■ Do this
Locate each line containing the string "Китае" and copy it out.

[Records from a data source]
▬▬▬▬▬▬
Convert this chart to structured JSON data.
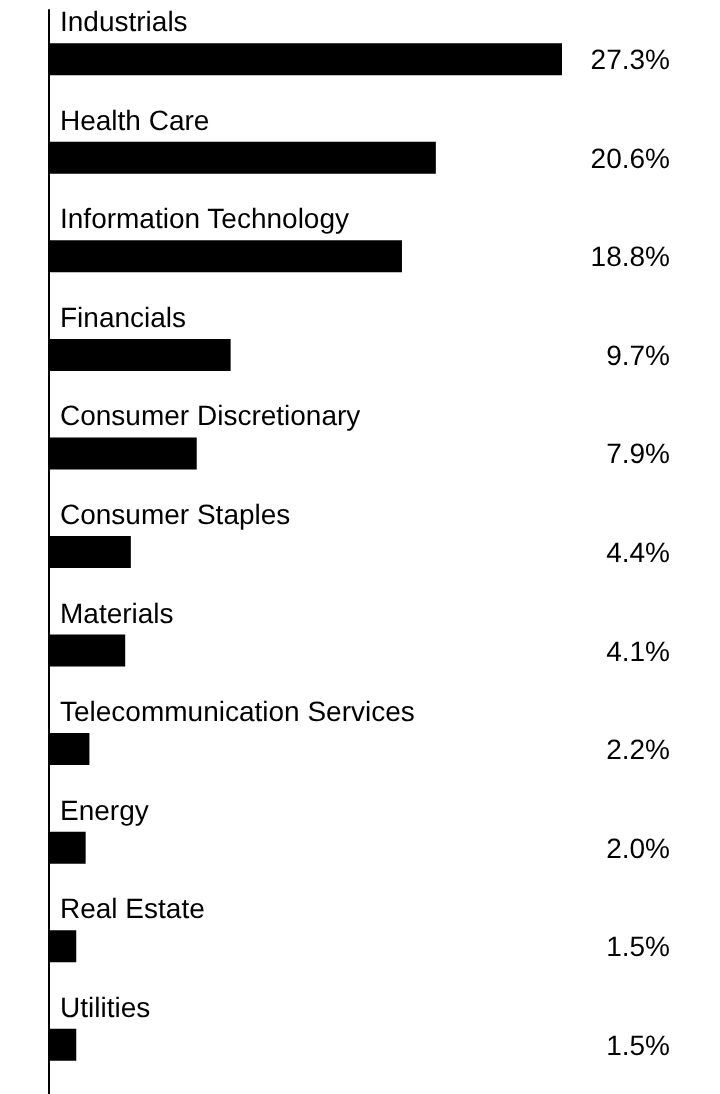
{
  "chart_data": {
    "type": "bar",
    "orientation": "horizontal",
    "color": "#000000",
    "categories": [
      "Industrials",
      "Health Care",
      "Information Technology",
      "Financials",
      "Consumer Discretionary",
      "Consumer Staples",
      "Materials",
      "Telecommunication Services",
      "Energy",
      "Real Estate",
      "Utilities"
    ],
    "values": [
      27.3,
      20.6,
      18.8,
      9.7,
      7.9,
      4.4,
      4.1,
      2.2,
      2.0,
      1.5,
      1.5
    ],
    "value_labels": [
      "27.3%",
      "20.6%",
      "18.8%",
      "9.7%",
      "7.9%",
      "4.4%",
      "4.1%",
      "2.2%",
      "2.0%",
      "1.5%",
      "1.5%"
    ]
  }
}
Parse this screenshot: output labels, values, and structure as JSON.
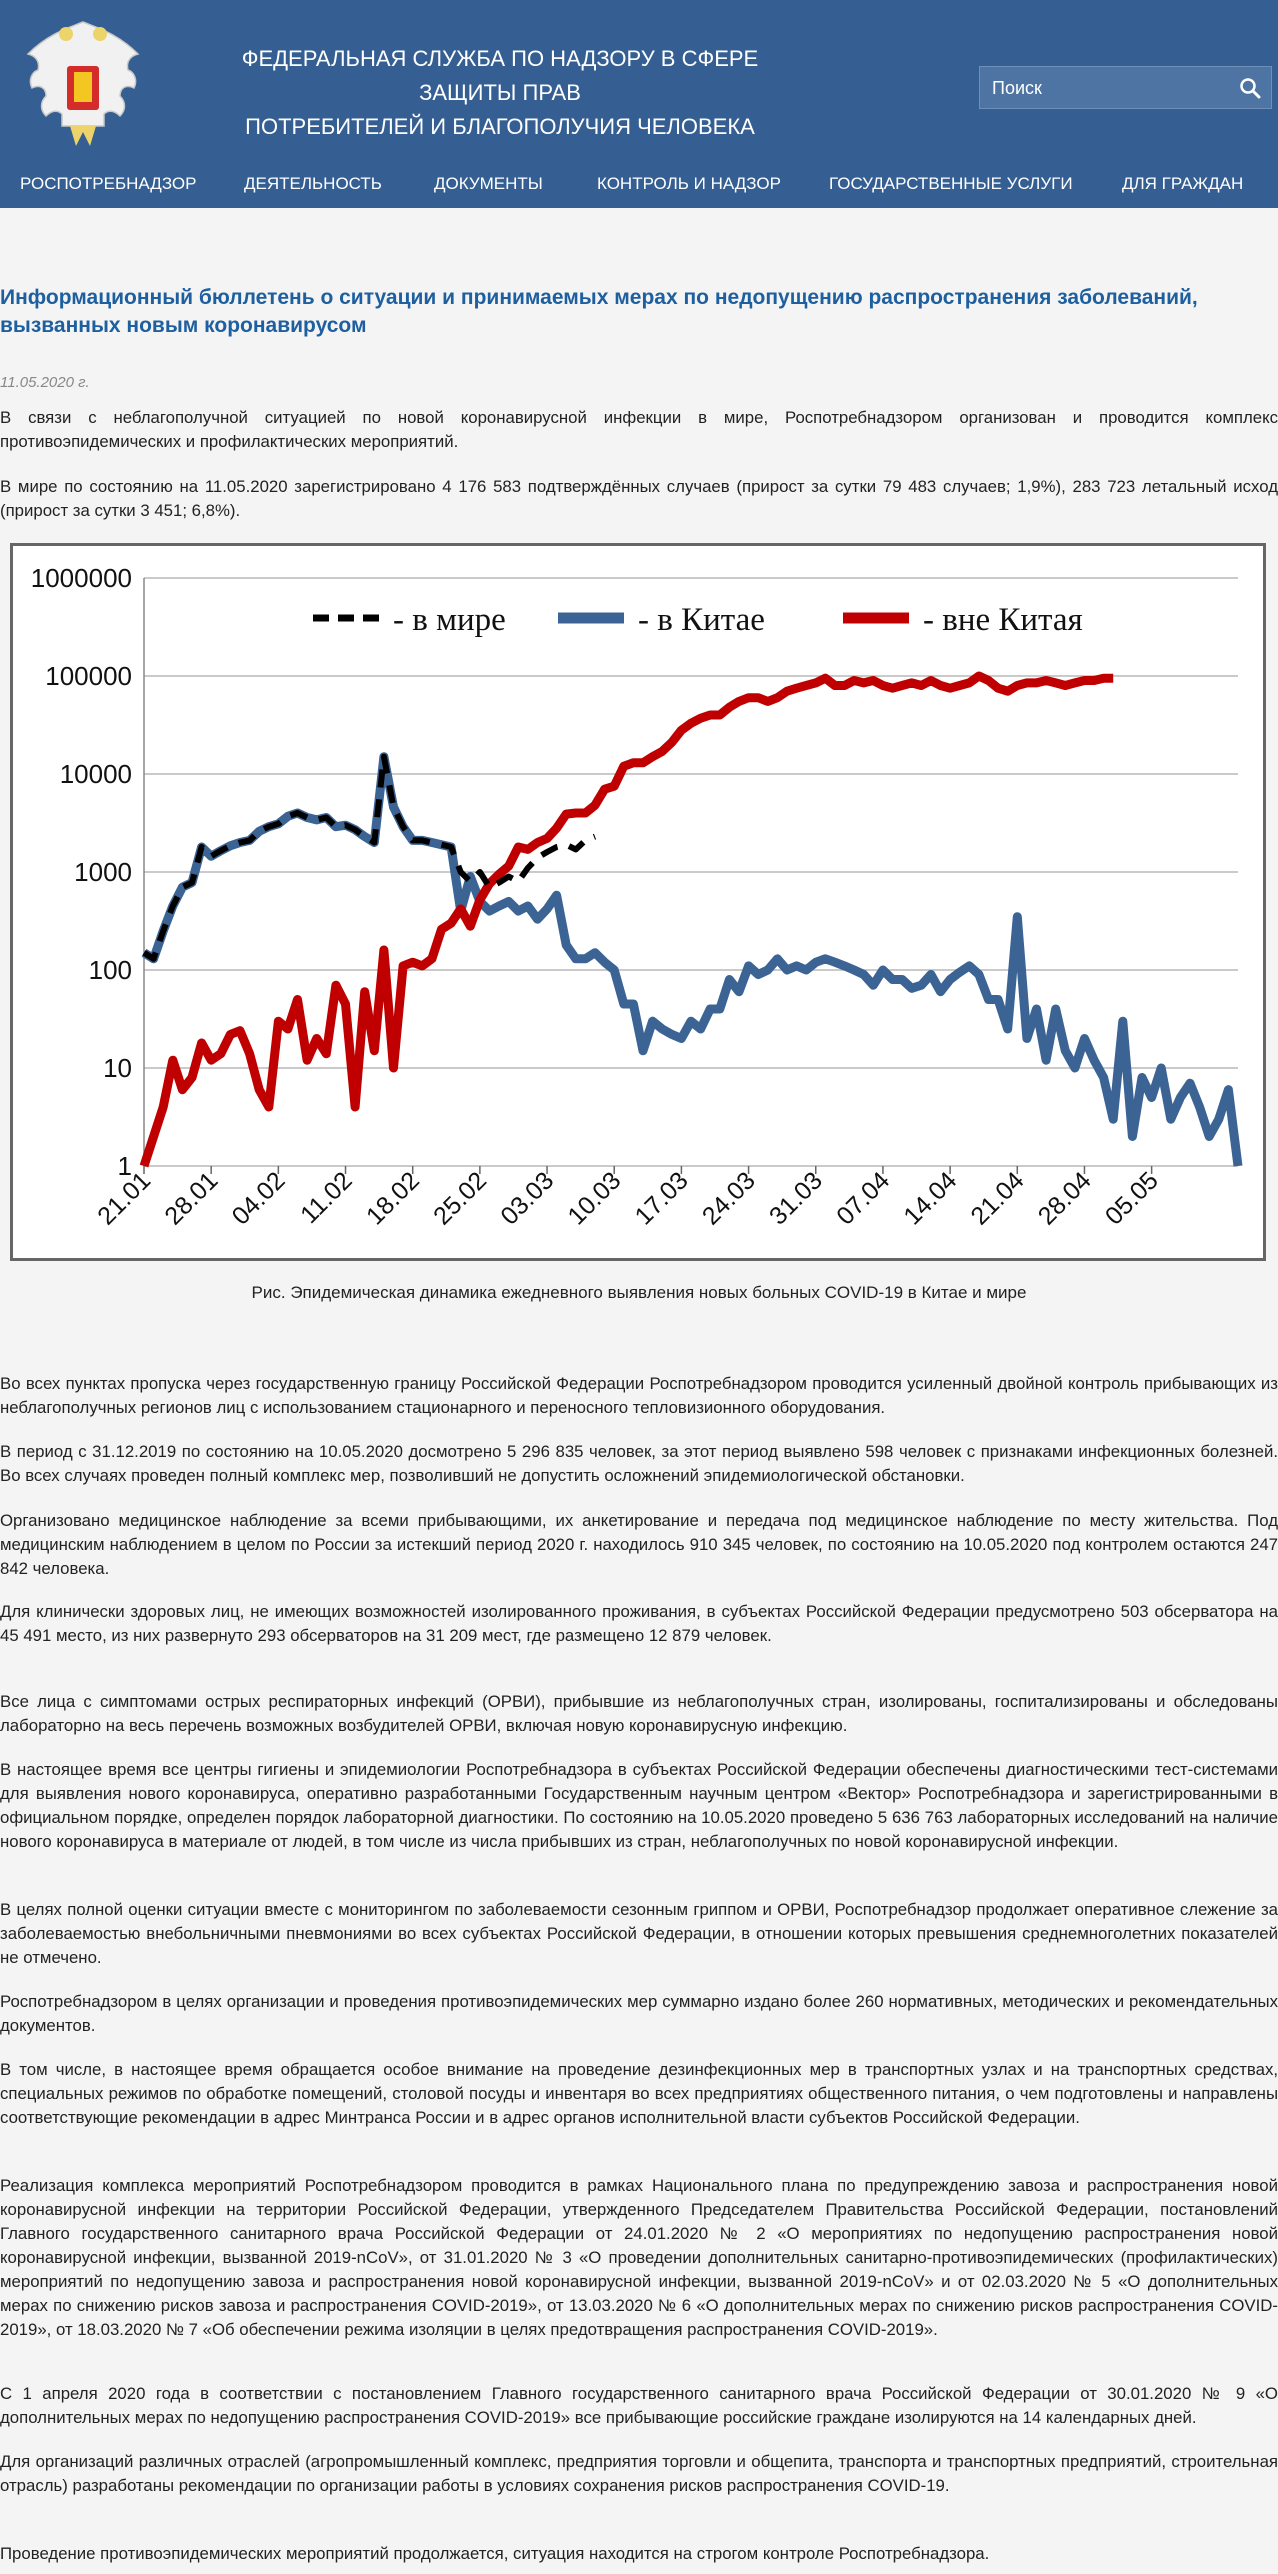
{
  "header": {
    "title_line1": "ФЕДЕРАЛЬНАЯ СЛУЖБА ПО НАДЗОРУ В СФЕРЕ ЗАЩИТЫ ПРАВ",
    "title_line2": "ПОТРЕБИТЕЛЕЙ И БЛАГОПОЛУЧИЯ ЧЕЛОВЕКА",
    "search_placeholder": "Поиск",
    "nav": [
      "РОСПОТРЕБНАДЗОР",
      "ДЕЯТЕЛЬНОСТЬ",
      "ДОКУМЕНТЫ",
      "КОНТРОЛЬ И НАДЗОР",
      "ГОСУДАРСТВЕННЫЕ УСЛУГИ",
      "ДЛЯ ГРАЖДАН"
    ]
  },
  "colors": {
    "header_bg": "#355f92",
    "title": "#1e5fa0",
    "world": "#000000",
    "china": "#3b6494",
    "outside": "#c00000"
  },
  "article": {
    "title": "Информационный бюллетень о ситуации и принимаемых мерах по недопущению распространения заболеваний, вызванных новым коронавирусом",
    "date": "11.05.2020 г.",
    "intro": [
      "В связи с неблагополучной ситуацией по новой коронавирусной инфекции в мире, Роспотребнадзором организован и проводится комплекс противоэпидемических и профилактических мероприятий.",
      "В мире по состоянию на 11.05.2020 зарегистрировано 4 176 583 подтверждённых случаев (прирост за сутки 79 483 случаев; 1,9%), 283 723 летальный исход (прирост за сутки 3 451; 6,8%)."
    ],
    "caption": "Рис. Эпидемическая динамика ежедневного выявления новых больных COVID-19 в Китае и мире",
    "paragraphs": [
      "Во всех пунктах пропуска через государственную границу Российской Федерации Роспотребнадзором проводится усиленный двойной контроль прибывающих из неблагополучных регионов лиц с использованием стационарного и переносного тепловизионного оборудования.",
      "В период с 31.12.2019 по состоянию на 10.05.2020 досмотрено 5 296 835 человек, за этот период выявлено 598 человек с признаками инфекционных болезней. Во всех случаях проведен полный комплекс мер, позволивший не допустить осложнений эпидемиологической обстановки.",
      "Организовано медицинское наблюдение за всеми прибывающими, их анкетирование и передача под медицинское наблюдение по месту жительства. Под медицинским наблюдением в целом по России за истекший период 2020 г. находилось 910 345 человек, по состоянию на 10.05.2020 под контролем остаются 247 842 человека.",
      "Для клинически здоровых лиц, не имеющих возможностей изолированного проживания, в субъектах Российской Федерации предусмотрено 503 обсерватора на 45 491 место, из них развернуто 293 обсерваторов на 31 209 мест, где размещено 12 879 человек.",
      "Все лица с симптомами острых респираторных инфекций (ОРВИ), прибывшие из неблагополучных стран, изолированы, госпитализированы и обследованы лабораторно на весь перечень возможных возбудителей ОРВИ, включая новую коронавирусную инфекцию.",
      "В настоящее время все центры гигиены и эпидемиологии Роспотребнадзора в субъектах Российской Федерации обеспечены диагностическими тест-системами для выявления нового коронавируса, оперативно разработанными Государственным научным центром «Вектор» Роспотребнадзора и зарегистрированными в официальном порядке, определен порядок лабораторной диагностики. По состоянию на 10.05.2020 проведено 5 636 763 лабораторных исследований на наличие нового коронавируса в материале от людей, в том числе из числа прибывших из стран, неблагополучных по новой коронавирусной инфекции.",
      "В целях полной оценки ситуации вместе с мониторингом по заболеваемости сезонным гриппом и ОРВИ, Роспотребнадзор продолжает оперативное слежение за заболеваемостью внебольничными пневмониями во всех субъектах Российской Федерации, в отношении которых превышения среднемноголетних показателей не отмечено.",
      "Роспотребнадзором в целях организации и проведения противоэпидемических мер суммарно издано более 260 нормативных, методических и рекомендательных документов.",
      "В том числе, в настоящее время обращается особое внимание на проведение дезинфекционных мер в транспортных узлах и на транспортных средствах, специальных режимов по обработке помещений, столовой посуды и инвентаря во всех предприятиях общественного питания, о чем подготовлены и направлены соответствующие рекомендации в адрес Минтранса России и в адрес органов исполнительной власти субъектов Российской Федерации.",
      "Реализация комплекса мероприятий Роспотребнадзором проводится в рамках Национального плана по предупреждению завоза и распространения новой коронавирусной инфекции на территории Российской Федерации, утвержденного Председателем Правительства Российской Федерации, постановлений Главного государственного санитарного врача Российской Федерации от 24.01.2020 № 2 «О мероприятиях по недопущению распространения новой коронавирусной инфекции, вызванной 2019-nCoV», от 31.01.2020 № 3 «О проведении дополнительных санитарно-противоэпидемических (профилактических) мероприятий по недопущению завоза и распространения новой коронавирусной инфекции, вызванной 2019-nCoV» и от 02.03.2020 № 5 «О дополнительных мерах по снижению рисков завоза и распространения COVID-2019», от 13.03.2020 № 6 «О дополнительных мерах по снижению рисков распространения COVID-2019», от 18.03.2020 № 7 «Об обеспечении режима изоляции в целях предотвращения распространения COVID-2019».",
      "С 1 апреля 2020 года в соответствии с постановлением Главного государственного санитарного врача Российской Федерации от 30.01.2020 № 9 «О дополнительных мерах по недопущению распространения COVID-2019» все прибывающие российские граждане изолируются на 14 календарных дней.",
      "Для организаций различных отраслей (агропромышленный комплекс, предприятия торговли и общепита, транспорта и транспортных предприятий, строительная отрасль) разработаны рекомендации по организации работы в условиях сохранения рисков распространения COVID-19.",
      "Проведение противоэпидемических мероприятий продолжается, ситуация находится на строгом контроле Роспотребнадзора."
    ]
  },
  "chart_data": {
    "type": "line",
    "yscale": "log",
    "ylim": [
      1,
      1000000
    ],
    "yticks": [
      "1",
      "10",
      "100",
      "1000",
      "10000",
      "100000",
      "1000000"
    ],
    "xtick_labels": [
      "21.01",
      "28.01",
      "04.02",
      "11.02",
      "18.02",
      "25.02",
      "03.03",
      "10.03",
      "17.03",
      "24.03",
      "31.03",
      "07.04",
      "14.04",
      "21.04",
      "28.04",
      "05.05"
    ],
    "grid": true,
    "legend_position": "top",
    "series": [
      {
        "name": "- в мире",
        "style": "dashed",
        "color": "#000000",
        "start_day": 0,
        "values": [
          150,
          130,
          250,
          450,
          700,
          780,
          1800,
          1450,
          1650,
          1850,
          2000,
          2100,
          2600,
          2900,
          3100,
          3700,
          4000,
          3600,
          3400,
          3600,
          2900,
          3000,
          2700,
          2300,
          2000,
          15000,
          4600,
          2900,
          2100,
          2100,
          2000,
          1900,
          1800,
          1000,
          800,
          1000,
          700,
          780,
          900,
          800,
          1100,
          1400,
          1600,
          1800,
          1900,
          1700,
          2100,
          2300
        ]
      },
      {
        "name": "-  в Китае",
        "style": "solid",
        "color": "#3b6494",
        "values": [
          150,
          130,
          250,
          450,
          700,
          780,
          1800,
          1450,
          1650,
          1850,
          2000,
          2100,
          2600,
          2900,
          3100,
          3700,
          4000,
          3600,
          3400,
          3600,
          2900,
          3000,
          2700,
          2300,
          2000,
          15000,
          4600,
          2900,
          2100,
          2100,
          2000,
          1900,
          1800,
          400,
          900,
          500,
          400,
          450,
          500,
          400,
          450,
          330,
          420,
          580,
          180,
          130,
          130,
          150,
          120,
          100,
          45,
          45,
          15,
          30,
          25,
          22,
          20,
          30,
          25,
          40,
          40,
          80,
          60,
          110,
          90,
          100,
          130,
          100,
          110,
          100,
          120,
          130,
          120,
          110,
          100,
          90,
          70,
          100,
          80,
          80,
          65,
          70,
          90,
          60,
          80,
          95,
          110,
          90,
          50,
          50,
          25,
          350,
          20,
          40,
          12,
          40,
          15,
          10,
          20,
          12,
          8,
          3,
          30,
          2,
          8,
          5,
          10,
          3,
          5,
          7,
          4,
          2,
          3,
          6,
          1
        ]
      },
      {
        "name": "- вне Китая",
        "style": "solid",
        "color": "#c00000",
        "values": [
          1,
          2,
          4,
          12,
          6,
          8,
          18,
          12,
          14,
          22,
          24,
          14,
          6,
          4,
          30,
          25,
          50,
          12,
          20,
          14,
          70,
          45,
          4,
          60,
          15,
          160,
          10,
          110,
          120,
          110,
          130,
          260,
          300,
          420,
          280,
          520,
          760,
          950,
          1150,
          1800,
          1700,
          2000,
          2200,
          2800,
          3900,
          4000,
          4000,
          4800,
          7000,
          7500,
          12000,
          13000,
          13000,
          15000,
          17000,
          21000,
          28000,
          33000,
          37000,
          40000,
          40000,
          48000,
          55000,
          60000,
          60000,
          55000,
          60000,
          70000,
          75000,
          80000,
          85000,
          95000,
          80000,
          80000,
          90000,
          85000,
          90000,
          80000,
          75000,
          80000,
          85000,
          80000,
          90000,
          80000,
          75000,
          80000,
          85000,
          100000,
          90000,
          75000,
          70000,
          80000,
          85000,
          85000,
          90000,
          85000,
          80000,
          85000,
          90000,
          90000,
          95000,
          95000
        ]
      }
    ]
  }
}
▬▬▬▬▬▬
■ Solution below
    "caption": "Рис. Эпидемическая динамика ежедневного выявления новых больных COVID-19 в Китае и мире",
        "name": "-  в Китае",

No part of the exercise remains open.